> _Records for the exercise_:
------------------------
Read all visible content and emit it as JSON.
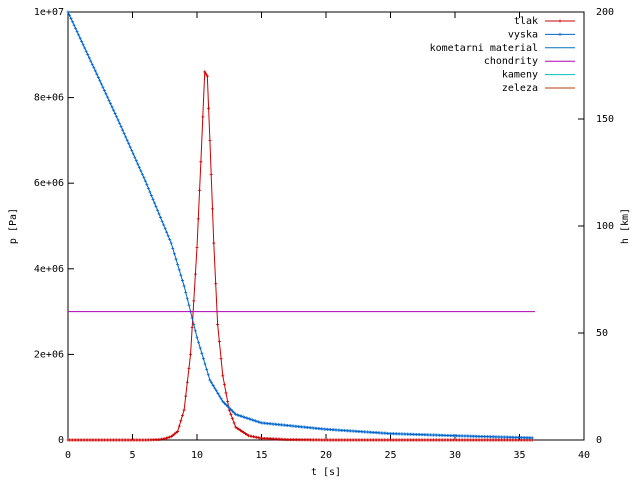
{
  "chart_data": {
    "type": "line",
    "title": "",
    "xlabel": "t [s]",
    "ylabel_left": "p [Pa]",
    "ylabel_right": "h [km]",
    "xlim": [
      0,
      40
    ],
    "ylim_left": [
      0,
      10000000
    ],
    "ylim_right": [
      0,
      200
    ],
    "x_ticks": [
      0,
      5,
      10,
      15,
      20,
      25,
      30,
      35,
      40
    ],
    "x_tick_labels": [
      "0",
      "5",
      "10",
      "15",
      "20",
      "25",
      "30",
      "35",
      "40"
    ],
    "y_left_ticks": [
      0,
      2000000,
      4000000,
      6000000,
      8000000,
      10000000
    ],
    "y_left_tick_labels": [
      "0",
      "2e+06",
      "4e+06",
      "6e+06",
      "8e+06",
      "1e+07"
    ],
    "y_right_ticks": [
      0,
      50,
      100,
      150,
      200
    ],
    "y_right_tick_labels": [
      "0",
      "50",
      "100",
      "150",
      "200"
    ],
    "grid": false,
    "legend_position": "top-right",
    "colors": {
      "tlak": "#cc0000",
      "vyska": "#0066cc",
      "kometarni_material": "#0070c0",
      "chondrity": "#b000b0",
      "kameny": "#00c0c0",
      "zeleza": "#b04000"
    },
    "series": [
      {
        "name": "tlak",
        "axis": "left",
        "x": [
          0,
          2,
          4,
          6,
          7,
          7.5,
          8,
          8.5,
          9,
          9.5,
          10,
          10.3,
          10.6,
          10.8,
          11,
          11.3,
          11.6,
          12,
          12.5,
          13,
          14,
          15,
          17,
          20,
          25,
          30,
          36
        ],
        "y": [
          0,
          0,
          0,
          0,
          10000,
          30000,
          80000,
          200000,
          700000,
          2000000,
          4500000,
          6500000,
          8600000,
          8500000,
          7000000,
          4600000,
          2700000,
          1500000,
          700000,
          300000,
          100000,
          40000,
          10000,
          0,
          0,
          0,
          0
        ]
      },
      {
        "name": "vyska",
        "axis": "right",
        "x": [
          0,
          2,
          4,
          6,
          8,
          9,
          10,
          10.5,
          11,
          12,
          13,
          15,
          20,
          25,
          30,
          36
        ],
        "y": [
          200,
          174,
          148,
          121,
          92,
          72,
          48,
          38,
          28,
          18,
          12,
          8,
          5,
          3,
          2,
          1
        ]
      },
      {
        "name": "kometarni material",
        "axis": "right",
        "x": [],
        "y": []
      },
      {
        "name": "chondrity",
        "axis": "left",
        "x": [
          0,
          36.2
        ],
        "y": [
          3000000,
          3000000
        ]
      },
      {
        "name": "kameny",
        "axis": "right",
        "x": [],
        "y": []
      },
      {
        "name": "zeleza",
        "axis": "right",
        "x": [],
        "y": []
      }
    ]
  }
}
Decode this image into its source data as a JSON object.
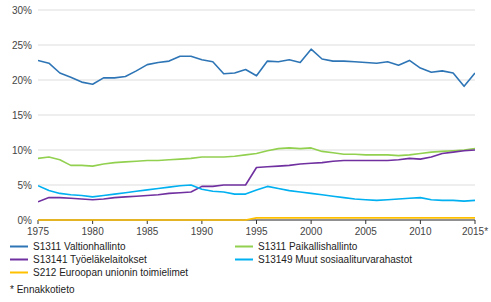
{
  "chart_data": {
    "type": "line",
    "x": [
      1975,
      1976,
      1977,
      1978,
      1979,
      1980,
      1981,
      1982,
      1983,
      1984,
      1985,
      1986,
      1987,
      1988,
      1989,
      1990,
      1991,
      1992,
      1993,
      1994,
      1995,
      1996,
      1997,
      1998,
      1999,
      2000,
      2001,
      2002,
      2003,
      2004,
      2005,
      2006,
      2007,
      2008,
      2009,
      2010,
      2011,
      2012,
      2013,
      2014,
      2015
    ],
    "series": [
      {
        "name": "S1311 Valtionhallinto",
        "color": "#2e75b6",
        "values": [
          22.8,
          22.4,
          21.0,
          20.4,
          19.7,
          19.4,
          20.3,
          20.3,
          20.5,
          21.3,
          22.2,
          22.5,
          22.7,
          23.4,
          23.4,
          22.9,
          22.6,
          20.9,
          21.0,
          21.5,
          20.6,
          22.7,
          22.6,
          22.9,
          22.5,
          24.4,
          23.0,
          22.7,
          22.7,
          22.6,
          22.5,
          22.4,
          22.6,
          22.1,
          22.8,
          21.7,
          21.1,
          21.3,
          21.0,
          19.1,
          21.0
        ]
      },
      {
        "name": "S1311 Paikallishallinto",
        "color": "#92d050",
        "values": [
          8.8,
          9.0,
          8.6,
          7.8,
          7.8,
          7.7,
          8.0,
          8.2,
          8.3,
          8.4,
          8.5,
          8.5,
          8.6,
          8.7,
          8.8,
          9.0,
          9.0,
          9.0,
          9.1,
          9.3,
          9.5,
          9.9,
          10.2,
          10.3,
          10.2,
          10.3,
          9.8,
          9.6,
          9.4,
          9.4,
          9.3,
          9.3,
          9.3,
          9.2,
          9.3,
          9.5,
          9.7,
          9.8,
          9.9,
          10.0,
          10.2
        ]
      },
      {
        "name": "S13141 Työeläkelaitokset",
        "color": "#7030a0",
        "values": [
          2.6,
          3.2,
          3.2,
          3.1,
          3.0,
          2.9,
          3.0,
          3.2,
          3.3,
          3.4,
          3.5,
          3.6,
          3.8,
          3.9,
          4.0,
          4.8,
          4.8,
          5.0,
          5.0,
          5.0,
          7.5,
          7.6,
          7.7,
          7.8,
          8.0,
          8.1,
          8.2,
          8.4,
          8.5,
          8.5,
          8.5,
          8.5,
          8.5,
          8.6,
          8.8,
          8.7,
          9.0,
          9.5,
          9.7,
          9.9,
          10.0
        ]
      },
      {
        "name": "S13149 Muut sosiaaliturvarahastot",
        "color": "#00b0f0",
        "values": [
          4.9,
          4.2,
          3.8,
          3.6,
          3.5,
          3.3,
          3.5,
          3.7,
          3.9,
          4.1,
          4.3,
          4.5,
          4.7,
          4.9,
          5.0,
          4.4,
          4.1,
          4.0,
          3.7,
          3.7,
          4.3,
          4.8,
          4.5,
          4.2,
          4.0,
          3.8,
          3.6,
          3.4,
          3.2,
          3.0,
          2.9,
          2.8,
          2.9,
          3.0,
          3.1,
          3.2,
          2.9,
          2.8,
          2.8,
          2.7,
          2.8
        ]
      },
      {
        "name": "S212 Euroopan unionin toimielimet",
        "color": "#ffc000",
        "values": [
          0.0,
          0.0,
          0.0,
          0.0,
          0.0,
          0.0,
          0.0,
          0.0,
          0.0,
          0.0,
          0.0,
          0.0,
          0.0,
          0.0,
          0.0,
          0.0,
          0.0,
          0.0,
          0.0,
          0.0,
          0.3,
          0.3,
          0.3,
          0.3,
          0.3,
          0.3,
          0.3,
          0.3,
          0.3,
          0.3,
          0.3,
          0.3,
          0.3,
          0.3,
          0.3,
          0.3,
          0.3,
          0.3,
          0.3,
          0.3,
          0.3
        ]
      }
    ],
    "xlim": [
      1975,
      2015
    ],
    "xticks": [
      1975,
      1980,
      1985,
      1990,
      1995,
      2000,
      2005,
      2010,
      {
        "value": 2015,
        "label": "2015*"
      }
    ],
    "ylim": [
      0,
      30
    ],
    "yticks": [
      {
        "value": 0,
        "label": "0%"
      },
      {
        "value": 5,
        "label": "5%"
      },
      {
        "value": 10,
        "label": "10%"
      },
      {
        "value": 15,
        "label": "15%"
      },
      {
        "value": 20,
        "label": "20%"
      },
      {
        "value": 25,
        "label": "25%"
      },
      {
        "value": 30,
        "label": "30%"
      }
    ],
    "grid": true,
    "legend": "bottom",
    "annotations": [
      "* Ennakkotieto"
    ]
  }
}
------------------------
> _Work instructions_: Reproduce all of the data exactly, omitting each picture it holds.

> _Completed task_:
Read all visible content and emit it as JSON.
{
  "chart_data": {
    "type": "line",
    "title": "",
    "xlabel": "t [s]",
    "ylabel_left": "p [Pa]",
    "ylabel_right": "h [km]",
    "xlim": [
      0,
      40
    ],
    "ylim_left": [
      0,
      10000000
    ],
    "ylim_right": [
      0,
      200
    ],
    "x_ticks": [
      0,
      5,
      10,
      15,
      20,
      25,
      30,
      35,
      40
    ],
    "x_tick_labels": [
      "0",
      "5",
      "10",
      "15",
      "20",
      "25",
      "30",
      "35",
      "40"
    ],
    "y_left_ticks": [
      0,
      2000000,
      4000000,
      6000000,
      8000000,
      10000000
    ],
    "y_left_tick_labels": [
      "0",
      "2e+06",
      "4e+06",
      "6e+06",
      "8e+06",
      "1e+07"
    ],
    "y_right_ticks": [
      0,
      50,
      100,
      150,
      200
    ],
    "y_right_tick_labels": [
      "0",
      "50",
      "100",
      "150",
      "200"
    ],
    "grid": false,
    "legend_position": "top-right",
    "colors": {
      "tlak": "#cc0000",
      "vyska": "#0066cc",
      "kometarni_material": "#0070c0",
      "chondrity": "#b000b0",
      "kameny": "#00c0c0",
      "zeleza": "#b04000"
    },
    "series": [
      {
        "name": "tlak",
        "axis": "left",
        "x": [
          0,
          2,
          4,
          6,
          7,
          7.5,
          8,
          8.5,
          9,
          9.5,
          10,
          10.3,
          10.6,
          10.8,
          11,
          11.3,
          11.6,
          12,
          12.5,
          13,
          14,
          15,
          17,
          20,
          25,
          30,
          36
        ],
        "y": [
          0,
          0,
          0,
          0,
          10000,
          30000,
          80000,
          200000,
          700000,
          2000000,
          4500000,
          6500000,
          8600000,
          8500000,
          7000000,
          4600000,
          2700000,
          1500000,
          700000,
          300000,
          100000,
          40000,
          10000,
          0,
          0,
          0,
          0
        ]
      },
      {
        "name": "vyska",
        "axis": "right",
        "x": [
          0,
          2,
          4,
          6,
          8,
          9,
          10,
          10.5,
          11,
          12,
          13,
          15,
          20,
          25,
          30,
          36
        ],
        "y": [
          200,
          174,
          148,
          121,
          92,
          72,
          48,
          38,
          28,
          18,
          12,
          8,
          5,
          3,
          2,
          1
        ]
      },
      {
        "name": "kometarni material",
        "axis": "right",
        "x": [],
        "y": []
      },
      {
        "name": "chondrity",
        "axis": "left",
        "x": [
          0,
          36.2
        ],
        "y": [
          3000000,
          3000000
        ]
      },
      {
        "name": "kameny",
        "axis": "right",
        "x": [],
        "y": []
      },
      {
        "name": "zeleza",
        "axis": "right",
        "x": [],
        "y": []
      }
    ]
  }
}
Decode this image into its source data as a JSON object.
{
  "chart_data": {
    "type": "line",
    "x": [
      1975,
      1976,
      1977,
      1978,
      1979,
      1980,
      1981,
      1982,
      1983,
      1984,
      1985,
      1986,
      1987,
      1988,
      1989,
      1990,
      1991,
      1992,
      1993,
      1994,
      1995,
      1996,
      1997,
      1998,
      1999,
      2000,
      2001,
      2002,
      2003,
      2004,
      2005,
      2006,
      2007,
      2008,
      2009,
      2010,
      2011,
      2012,
      2013,
      2014,
      2015
    ],
    "series": [
      {
        "name": "S1311 Valtionhallinto",
        "color": "#2e75b6",
        "values": [
          22.8,
          22.4,
          21.0,
          20.4,
          19.7,
          19.4,
          20.3,
          20.3,
          20.5,
          21.3,
          22.2,
          22.5,
          22.7,
          23.4,
          23.4,
          22.9,
          22.6,
          20.9,
          21.0,
          21.5,
          20.6,
          22.7,
          22.6,
          22.9,
          22.5,
          24.4,
          23.0,
          22.7,
          22.7,
          22.6,
          22.5,
          22.4,
          22.6,
          22.1,
          22.8,
          21.7,
          21.1,
          21.3,
          21.0,
          19.1,
          21.0
        ]
      },
      {
        "name": "S1311 Paikallishallinto",
        "color": "#92d050",
        "values": [
          8.8,
          9.0,
          8.6,
          7.8,
          7.8,
          7.7,
          8.0,
          8.2,
          8.3,
          8.4,
          8.5,
          8.5,
          8.6,
          8.7,
          8.8,
          9.0,
          9.0,
          9.0,
          9.1,
          9.3,
          9.5,
          9.9,
          10.2,
          10.3,
          10.2,
          10.3,
          9.8,
          9.6,
          9.4,
          9.4,
          9.3,
          9.3,
          9.3,
          9.2,
          9.3,
          9.5,
          9.7,
          9.8,
          9.9,
          10.0,
          10.2
        ]
      },
      {
        "name": "S13141 Työeläkelaitokset",
        "color": "#7030a0",
        "values": [
          2.6,
          3.2,
          3.2,
          3.1,
          3.0,
          2.9,
          3.0,
          3.2,
          3.3,
          3.4,
          3.5,
          3.6,
          3.8,
          3.9,
          4.0,
          4.8,
          4.8,
          5.0,
          5.0,
          5.0,
          7.5,
          7.6,
          7.7,
          7.8,
          8.0,
          8.1,
          8.2,
          8.4,
          8.5,
          8.5,
          8.5,
          8.5,
          8.5,
          8.6,
          8.8,
          8.7,
          9.0,
          9.5,
          9.7,
          9.9,
          10.0
        ]
      },
      {
        "name": "S13149 Muut sosiaaliturvarahastot",
        "color": "#00b0f0",
        "values": [
          4.9,
          4.2,
          3.8,
          3.6,
          3.5,
          3.3,
          3.5,
          3.7,
          3.9,
          4.1,
          4.3,
          4.5,
          4.7,
          4.9,
          5.0,
          4.4,
          4.1,
          4.0,
          3.7,
          3.7,
          4.3,
          4.8,
          4.5,
          4.2,
          4.0,
          3.8,
          3.6,
          3.4,
          3.2,
          3.0,
          2.9,
          2.8,
          2.9,
          3.0,
          3.1,
          3.2,
          2.9,
          2.8,
          2.8,
          2.7,
          2.8
        ]
      },
      {
        "name": "S212 Euroopan unionin toimielimet",
        "color": "#ffc000",
        "values": [
          0.0,
          0.0,
          0.0,
          0.0,
          0.0,
          0.0,
          0.0,
          0.0,
          0.0,
          0.0,
          0.0,
          0.0,
          0.0,
          0.0,
          0.0,
          0.0,
          0.0,
          0.0,
          0.0,
          0.0,
          0.3,
          0.3,
          0.3,
          0.3,
          0.3,
          0.3,
          0.3,
          0.3,
          0.3,
          0.3,
          0.3,
          0.3,
          0.3,
          0.3,
          0.3,
          0.3,
          0.3,
          0.3,
          0.3,
          0.3,
          0.3
        ]
      }
    ],
    "xlim": [
      1975,
      2015
    ],
    "xticks": [
      1975,
      1980,
      1985,
      1990,
      1995,
      2000,
      2005,
      2010,
      {
        "value": 2015,
        "label": "2015*"
      }
    ],
    "ylim": [
      0,
      30
    ],
    "yticks": [
      {
        "value": 0,
        "label": "0%"
      },
      {
        "value": 5,
        "label": "5%"
      },
      {
        "value": 10,
        "label": "10%"
      },
      {
        "value": 15,
        "label": "15%"
      },
      {
        "value": 20,
        "label": "20%"
      },
      {
        "value": 25,
        "label": "25%"
      },
      {
        "value": 30,
        "label": "30%"
      }
    ],
    "grid": true,
    "legend": "bottom",
    "annotations": [
      "* Ennakkotieto"
    ]
  }
}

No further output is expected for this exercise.